GIVEN REQUEST: Transcribe the lines below verbatim, skipping the images.

INPUT FOR THIS TASK:
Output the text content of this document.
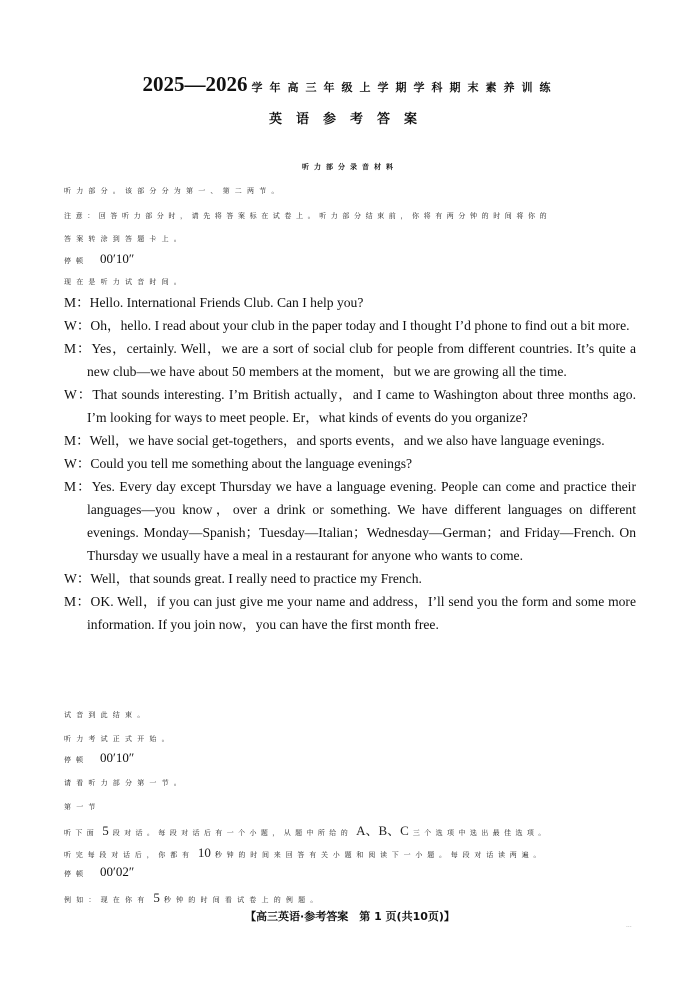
2025—2026 学年高三年级上学期学科期末素养训练
英语参考答案
听力部分录音材料
听力部分。该部分分为第一、第二两节。
注意：回答听力部分时，请先将答案标在试卷上。听力部分结束前，你将有两分钟的时间将你的
答案转涂到答题卡上。
停顿 00′10″
现在是听力试音时间。

M：Hello. International Friends Club. Can I help you?

W：Oh，hello. I read about your club in the paper today and I thought I’d phone to find out a bit more.

M：Yes，certainly. Well，we are a sort of social club for people from different countries. It’s quite a new club—we have about 50 members at the moment，but we are growing all the time.

W：That sounds interesting. I’m British actually，and I came to Washington about three months ago. I’m looking for ways to meet people. Er，what kinds of events do you organize?

M：Well，we have social get-togethers，and sports events，and we also have language evenings.

W：Could you tell me something about the language evenings?

M：Yes. Every day except Thursday we have a language evening. People can come and practice their languages—you know，over a drink or something. We have different languages on different evenings. Monday—Spanish；Tuesday—Italian；Wednesday—German；and Friday—French. On Thursday we usually have a meal in a restaurant for anyone who wants to come.

W：Well，that sounds great. I really need to practice my French.

M：OK. Well，if you can just give me your name and address，I’ll send you the form and some more information. If you join now，you can have the first month free.

试音到此结束。
听力考试正式开始。
停顿 00′10″
请看听力部分第一节。
第一节
听下面 5 段对话。每段对话后有一个小题，从题中所给的 A、B、C 三个选项中选出最佳选项。
听完每段对话后，你都有 10 秒钟的时间来回答有关小题和阅读下一小题。每段对话读两遍。
停顿 00′02″
例如：现在你有 5 秒钟的时间看试卷上的例题。
【高三英语·参考答案　第 1 页(共10页)】
···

WRITTEN SOLUTION:
Output the text content of this document.
2025—2026 学年高三年级上学期学科期末素养训练
英语参考答案
听力部分录音材料
听力部分。该部分分为第一、第二两节。
注意：回答听力部分时，请先将答案标在试卷上。听力部分结束前，你将有两分钟的时间将你的
答案转涂到答题卡上。
停顿 00′10″
现在是听力试音时间。

M：Hello. International Friends Club. Can I help you?

W：Oh，hello. I read about your club in the paper today and I thought I’d phone to find out a bit more.

M：Yes，certainly. Well，we are a sort of social club for people from different countries. It’s quite a new club—we have about 50 members at the moment，but we are growing all the time.

W：That sounds interesting. I’m British actually，and I came to Washington about three months ago. I’m looking for ways to meet people. Er，what kinds of events do you organize?

M：Well，we have social get-togethers，and sports events，and we also have language evenings.

W：Could you tell me something about the language evenings?

M：Yes. Every day except Thursday we have a language evening. People can come and practice their languages—you know，over a drink or something. We have different languages on different evenings. Monday—Spanish；Tuesday—Italian；Wednesday—German；and Friday—French. On Thursday we usually have a meal in a restaurant for anyone who wants to come.

W：Well，that sounds great. I really need to practice my French.

M：OK. Well，if you can just give me your name and address，I’ll send you the form and some more information. If you join now，you can have the first month free.

试音到此结束。
听力考试正式开始。
停顿 00′10″
请看听力部分第一节。
第一节
听下面 5 段对话。每段对话后有一个小题，从题中所给的 A、B、C 三个选项中选出最佳选项。
听完每段对话后，你都有 10 秒钟的时间来回答有关小题和阅读下一小题。每段对话读两遍。
停顿 00′02″
例如：现在你有 5 秒钟的时间看试卷上的例题。
【高三英语·参考答案　第 1 页(共10页)】
···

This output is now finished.